** Task instructions **
Report how many lines in the records hold the string "name"; give the number and nothing else.

** Data supplied **

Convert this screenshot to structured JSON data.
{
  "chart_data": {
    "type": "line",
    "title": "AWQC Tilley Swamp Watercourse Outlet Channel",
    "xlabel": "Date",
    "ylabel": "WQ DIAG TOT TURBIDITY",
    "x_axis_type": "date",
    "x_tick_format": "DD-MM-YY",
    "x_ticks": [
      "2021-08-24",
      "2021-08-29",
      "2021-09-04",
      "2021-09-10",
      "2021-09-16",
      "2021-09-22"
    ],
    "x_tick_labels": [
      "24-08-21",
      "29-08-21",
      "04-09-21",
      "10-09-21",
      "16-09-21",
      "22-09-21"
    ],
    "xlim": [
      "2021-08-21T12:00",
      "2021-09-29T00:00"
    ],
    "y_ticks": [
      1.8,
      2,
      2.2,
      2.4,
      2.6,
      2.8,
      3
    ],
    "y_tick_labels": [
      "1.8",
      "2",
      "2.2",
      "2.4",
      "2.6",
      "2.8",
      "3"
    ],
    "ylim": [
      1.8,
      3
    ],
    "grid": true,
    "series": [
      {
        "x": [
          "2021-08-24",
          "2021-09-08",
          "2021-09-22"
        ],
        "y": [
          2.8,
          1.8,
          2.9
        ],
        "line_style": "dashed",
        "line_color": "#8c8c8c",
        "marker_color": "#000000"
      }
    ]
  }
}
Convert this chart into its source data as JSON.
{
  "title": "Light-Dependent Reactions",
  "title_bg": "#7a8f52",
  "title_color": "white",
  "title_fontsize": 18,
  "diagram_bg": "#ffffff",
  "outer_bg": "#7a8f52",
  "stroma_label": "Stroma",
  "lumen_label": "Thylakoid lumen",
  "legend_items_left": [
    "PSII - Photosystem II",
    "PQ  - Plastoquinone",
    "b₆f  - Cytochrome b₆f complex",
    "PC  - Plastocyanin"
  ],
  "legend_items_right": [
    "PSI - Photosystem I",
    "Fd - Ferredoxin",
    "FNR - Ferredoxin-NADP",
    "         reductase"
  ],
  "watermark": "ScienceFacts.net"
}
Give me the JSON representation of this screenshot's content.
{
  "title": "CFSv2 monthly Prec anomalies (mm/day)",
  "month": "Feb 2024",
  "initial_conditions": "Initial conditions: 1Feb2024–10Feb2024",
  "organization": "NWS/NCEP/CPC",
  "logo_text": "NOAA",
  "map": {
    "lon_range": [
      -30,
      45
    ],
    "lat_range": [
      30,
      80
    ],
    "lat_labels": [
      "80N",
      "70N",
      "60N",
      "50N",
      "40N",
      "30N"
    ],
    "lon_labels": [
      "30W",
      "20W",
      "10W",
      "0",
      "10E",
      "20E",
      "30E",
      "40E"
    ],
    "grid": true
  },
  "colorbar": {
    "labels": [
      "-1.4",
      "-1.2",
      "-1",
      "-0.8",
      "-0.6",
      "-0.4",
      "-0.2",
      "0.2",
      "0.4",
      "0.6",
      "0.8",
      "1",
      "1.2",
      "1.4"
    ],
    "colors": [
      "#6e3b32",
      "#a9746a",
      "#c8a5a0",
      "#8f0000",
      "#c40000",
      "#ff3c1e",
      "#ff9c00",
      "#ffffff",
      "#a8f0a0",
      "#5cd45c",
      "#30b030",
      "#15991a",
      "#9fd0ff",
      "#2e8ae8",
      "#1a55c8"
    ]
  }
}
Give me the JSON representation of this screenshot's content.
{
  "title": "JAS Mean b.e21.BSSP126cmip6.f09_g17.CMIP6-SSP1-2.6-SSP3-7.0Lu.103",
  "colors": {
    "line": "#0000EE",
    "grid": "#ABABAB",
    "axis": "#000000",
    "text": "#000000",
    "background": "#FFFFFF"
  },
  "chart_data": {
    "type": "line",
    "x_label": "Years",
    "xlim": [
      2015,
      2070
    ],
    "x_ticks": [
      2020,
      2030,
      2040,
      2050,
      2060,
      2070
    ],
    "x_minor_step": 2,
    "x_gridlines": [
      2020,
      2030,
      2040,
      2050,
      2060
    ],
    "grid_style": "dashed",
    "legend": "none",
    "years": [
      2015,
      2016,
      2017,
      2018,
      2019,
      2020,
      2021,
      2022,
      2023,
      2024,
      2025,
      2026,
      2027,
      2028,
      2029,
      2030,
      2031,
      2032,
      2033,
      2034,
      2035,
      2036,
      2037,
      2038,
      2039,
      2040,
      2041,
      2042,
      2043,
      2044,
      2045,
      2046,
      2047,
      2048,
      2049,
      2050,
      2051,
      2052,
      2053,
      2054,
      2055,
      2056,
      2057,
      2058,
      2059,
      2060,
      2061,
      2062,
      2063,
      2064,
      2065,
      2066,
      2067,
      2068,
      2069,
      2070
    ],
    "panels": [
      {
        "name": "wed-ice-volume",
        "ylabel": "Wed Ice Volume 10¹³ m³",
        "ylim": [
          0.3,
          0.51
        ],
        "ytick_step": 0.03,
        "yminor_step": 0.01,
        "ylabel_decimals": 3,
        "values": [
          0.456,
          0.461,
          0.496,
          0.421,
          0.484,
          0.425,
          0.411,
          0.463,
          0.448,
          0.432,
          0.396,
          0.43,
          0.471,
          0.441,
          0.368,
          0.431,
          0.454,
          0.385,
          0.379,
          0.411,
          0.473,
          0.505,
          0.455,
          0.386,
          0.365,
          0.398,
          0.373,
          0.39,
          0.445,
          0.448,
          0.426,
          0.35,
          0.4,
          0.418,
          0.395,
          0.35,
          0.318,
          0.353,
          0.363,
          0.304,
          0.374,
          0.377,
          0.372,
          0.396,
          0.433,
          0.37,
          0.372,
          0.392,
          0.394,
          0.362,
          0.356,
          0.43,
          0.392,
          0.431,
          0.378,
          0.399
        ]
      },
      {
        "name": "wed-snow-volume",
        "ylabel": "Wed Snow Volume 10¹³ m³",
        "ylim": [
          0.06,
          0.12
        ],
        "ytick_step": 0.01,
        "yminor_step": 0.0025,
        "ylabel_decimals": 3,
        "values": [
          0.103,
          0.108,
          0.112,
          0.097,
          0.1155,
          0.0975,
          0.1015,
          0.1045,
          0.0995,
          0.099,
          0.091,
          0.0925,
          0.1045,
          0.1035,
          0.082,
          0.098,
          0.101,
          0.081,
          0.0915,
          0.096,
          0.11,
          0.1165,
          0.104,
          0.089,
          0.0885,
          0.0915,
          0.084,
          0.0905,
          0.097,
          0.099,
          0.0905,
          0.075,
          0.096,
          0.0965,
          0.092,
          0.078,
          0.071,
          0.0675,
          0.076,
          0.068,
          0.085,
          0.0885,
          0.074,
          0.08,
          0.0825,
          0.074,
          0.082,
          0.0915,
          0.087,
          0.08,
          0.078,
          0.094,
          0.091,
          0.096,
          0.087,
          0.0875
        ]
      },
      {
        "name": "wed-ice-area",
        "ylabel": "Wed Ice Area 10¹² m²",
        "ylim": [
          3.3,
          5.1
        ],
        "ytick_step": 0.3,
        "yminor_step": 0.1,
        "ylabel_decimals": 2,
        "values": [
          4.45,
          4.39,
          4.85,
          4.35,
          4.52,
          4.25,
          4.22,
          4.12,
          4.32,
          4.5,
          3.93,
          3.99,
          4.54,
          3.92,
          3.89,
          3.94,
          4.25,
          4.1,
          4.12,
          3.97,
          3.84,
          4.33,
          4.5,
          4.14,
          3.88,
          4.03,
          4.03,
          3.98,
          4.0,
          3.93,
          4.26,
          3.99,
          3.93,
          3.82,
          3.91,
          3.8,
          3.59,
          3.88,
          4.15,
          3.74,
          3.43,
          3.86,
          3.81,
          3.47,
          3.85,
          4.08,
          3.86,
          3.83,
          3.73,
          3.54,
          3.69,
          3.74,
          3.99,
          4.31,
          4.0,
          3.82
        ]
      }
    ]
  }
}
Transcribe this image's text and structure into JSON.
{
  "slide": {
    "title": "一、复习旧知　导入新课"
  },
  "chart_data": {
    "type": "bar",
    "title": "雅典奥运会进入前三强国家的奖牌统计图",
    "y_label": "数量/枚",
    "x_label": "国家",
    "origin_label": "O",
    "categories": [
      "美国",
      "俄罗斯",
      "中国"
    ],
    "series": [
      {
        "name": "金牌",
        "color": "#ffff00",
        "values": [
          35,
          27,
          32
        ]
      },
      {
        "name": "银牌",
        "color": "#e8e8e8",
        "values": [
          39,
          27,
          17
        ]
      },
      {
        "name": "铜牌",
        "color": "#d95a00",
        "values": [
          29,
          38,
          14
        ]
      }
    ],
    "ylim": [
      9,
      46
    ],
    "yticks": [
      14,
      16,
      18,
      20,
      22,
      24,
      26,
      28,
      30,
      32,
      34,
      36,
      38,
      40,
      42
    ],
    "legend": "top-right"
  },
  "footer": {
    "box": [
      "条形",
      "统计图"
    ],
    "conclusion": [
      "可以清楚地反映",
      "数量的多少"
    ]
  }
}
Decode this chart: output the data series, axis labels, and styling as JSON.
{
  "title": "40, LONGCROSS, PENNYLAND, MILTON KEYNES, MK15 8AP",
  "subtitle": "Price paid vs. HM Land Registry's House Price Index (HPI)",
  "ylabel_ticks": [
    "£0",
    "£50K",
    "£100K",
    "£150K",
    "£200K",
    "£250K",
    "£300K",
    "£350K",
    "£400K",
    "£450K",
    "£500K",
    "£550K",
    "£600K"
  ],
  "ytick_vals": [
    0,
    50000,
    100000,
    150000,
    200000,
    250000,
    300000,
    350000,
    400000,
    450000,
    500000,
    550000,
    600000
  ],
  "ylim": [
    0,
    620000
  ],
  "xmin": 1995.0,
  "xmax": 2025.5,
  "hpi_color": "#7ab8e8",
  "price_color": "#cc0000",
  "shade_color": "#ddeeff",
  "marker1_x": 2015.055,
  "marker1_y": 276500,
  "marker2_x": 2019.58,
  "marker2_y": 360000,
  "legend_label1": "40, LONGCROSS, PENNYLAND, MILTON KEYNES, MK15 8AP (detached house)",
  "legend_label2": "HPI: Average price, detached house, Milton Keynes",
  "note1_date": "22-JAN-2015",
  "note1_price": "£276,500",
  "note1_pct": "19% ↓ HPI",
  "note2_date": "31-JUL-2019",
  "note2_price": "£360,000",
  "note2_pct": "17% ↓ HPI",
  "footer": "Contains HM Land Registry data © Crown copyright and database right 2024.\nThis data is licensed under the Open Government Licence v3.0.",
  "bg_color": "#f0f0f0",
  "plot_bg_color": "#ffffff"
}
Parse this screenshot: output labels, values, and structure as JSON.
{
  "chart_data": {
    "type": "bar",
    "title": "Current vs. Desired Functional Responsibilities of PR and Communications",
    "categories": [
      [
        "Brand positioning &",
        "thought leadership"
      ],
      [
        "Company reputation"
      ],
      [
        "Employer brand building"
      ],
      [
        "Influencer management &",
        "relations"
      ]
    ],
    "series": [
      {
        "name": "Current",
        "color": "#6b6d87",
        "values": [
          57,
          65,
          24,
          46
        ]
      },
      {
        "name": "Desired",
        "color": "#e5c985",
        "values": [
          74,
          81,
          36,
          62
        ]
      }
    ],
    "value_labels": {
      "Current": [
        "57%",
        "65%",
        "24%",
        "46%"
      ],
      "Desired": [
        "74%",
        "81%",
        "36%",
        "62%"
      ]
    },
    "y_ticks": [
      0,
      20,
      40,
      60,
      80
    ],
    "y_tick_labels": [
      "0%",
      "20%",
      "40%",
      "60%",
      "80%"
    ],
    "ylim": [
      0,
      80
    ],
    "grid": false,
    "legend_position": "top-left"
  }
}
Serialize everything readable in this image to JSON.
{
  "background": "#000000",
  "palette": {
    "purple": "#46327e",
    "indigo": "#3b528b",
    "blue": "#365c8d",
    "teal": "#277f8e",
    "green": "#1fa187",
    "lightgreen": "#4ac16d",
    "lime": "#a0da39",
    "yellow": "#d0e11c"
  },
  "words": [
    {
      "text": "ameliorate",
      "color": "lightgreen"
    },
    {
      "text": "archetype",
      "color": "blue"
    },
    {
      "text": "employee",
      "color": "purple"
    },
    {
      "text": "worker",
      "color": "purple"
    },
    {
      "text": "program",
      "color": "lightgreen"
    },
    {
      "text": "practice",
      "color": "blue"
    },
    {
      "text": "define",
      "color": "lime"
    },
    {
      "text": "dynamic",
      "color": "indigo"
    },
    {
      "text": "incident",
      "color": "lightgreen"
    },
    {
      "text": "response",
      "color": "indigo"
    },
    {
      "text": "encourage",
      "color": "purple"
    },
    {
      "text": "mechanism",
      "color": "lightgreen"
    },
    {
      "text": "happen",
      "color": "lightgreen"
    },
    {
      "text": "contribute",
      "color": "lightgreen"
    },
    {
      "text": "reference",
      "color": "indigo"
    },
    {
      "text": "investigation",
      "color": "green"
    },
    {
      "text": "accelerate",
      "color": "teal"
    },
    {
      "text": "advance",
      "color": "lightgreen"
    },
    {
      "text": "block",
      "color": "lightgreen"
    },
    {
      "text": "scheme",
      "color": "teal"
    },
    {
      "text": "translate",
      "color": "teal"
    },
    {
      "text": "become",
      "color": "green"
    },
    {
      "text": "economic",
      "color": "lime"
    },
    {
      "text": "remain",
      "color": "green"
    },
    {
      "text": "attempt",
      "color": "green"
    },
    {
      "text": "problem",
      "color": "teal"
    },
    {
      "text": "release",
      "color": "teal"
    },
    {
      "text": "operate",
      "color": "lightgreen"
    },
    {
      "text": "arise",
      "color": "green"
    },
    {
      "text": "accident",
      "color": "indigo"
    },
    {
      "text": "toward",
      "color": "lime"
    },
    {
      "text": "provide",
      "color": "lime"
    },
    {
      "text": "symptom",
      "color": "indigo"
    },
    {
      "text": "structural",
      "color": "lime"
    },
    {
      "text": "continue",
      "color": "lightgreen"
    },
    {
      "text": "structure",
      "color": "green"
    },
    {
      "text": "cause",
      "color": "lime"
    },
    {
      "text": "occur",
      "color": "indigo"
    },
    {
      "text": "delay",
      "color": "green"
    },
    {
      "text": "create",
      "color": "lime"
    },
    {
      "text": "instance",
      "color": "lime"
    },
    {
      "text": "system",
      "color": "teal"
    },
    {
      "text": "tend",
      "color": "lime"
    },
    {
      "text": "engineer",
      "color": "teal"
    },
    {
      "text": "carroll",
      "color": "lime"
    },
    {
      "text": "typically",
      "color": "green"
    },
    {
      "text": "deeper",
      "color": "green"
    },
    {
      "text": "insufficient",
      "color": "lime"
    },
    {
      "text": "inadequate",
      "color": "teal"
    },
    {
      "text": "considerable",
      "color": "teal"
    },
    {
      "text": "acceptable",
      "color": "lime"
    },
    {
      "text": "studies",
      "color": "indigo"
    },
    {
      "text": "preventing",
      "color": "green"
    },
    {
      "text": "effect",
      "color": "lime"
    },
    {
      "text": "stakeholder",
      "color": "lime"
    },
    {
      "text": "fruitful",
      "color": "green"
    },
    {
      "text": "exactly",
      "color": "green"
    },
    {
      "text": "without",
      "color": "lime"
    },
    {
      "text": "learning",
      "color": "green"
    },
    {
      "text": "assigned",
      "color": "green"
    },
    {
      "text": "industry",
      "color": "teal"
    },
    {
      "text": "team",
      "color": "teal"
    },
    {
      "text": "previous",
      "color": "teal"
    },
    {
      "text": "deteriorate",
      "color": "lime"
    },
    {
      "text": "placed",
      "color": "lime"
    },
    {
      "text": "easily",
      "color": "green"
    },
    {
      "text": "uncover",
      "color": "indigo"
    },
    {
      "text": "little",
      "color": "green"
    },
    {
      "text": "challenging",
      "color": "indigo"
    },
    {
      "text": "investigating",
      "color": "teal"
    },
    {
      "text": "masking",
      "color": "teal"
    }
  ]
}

** Solution to this task **
8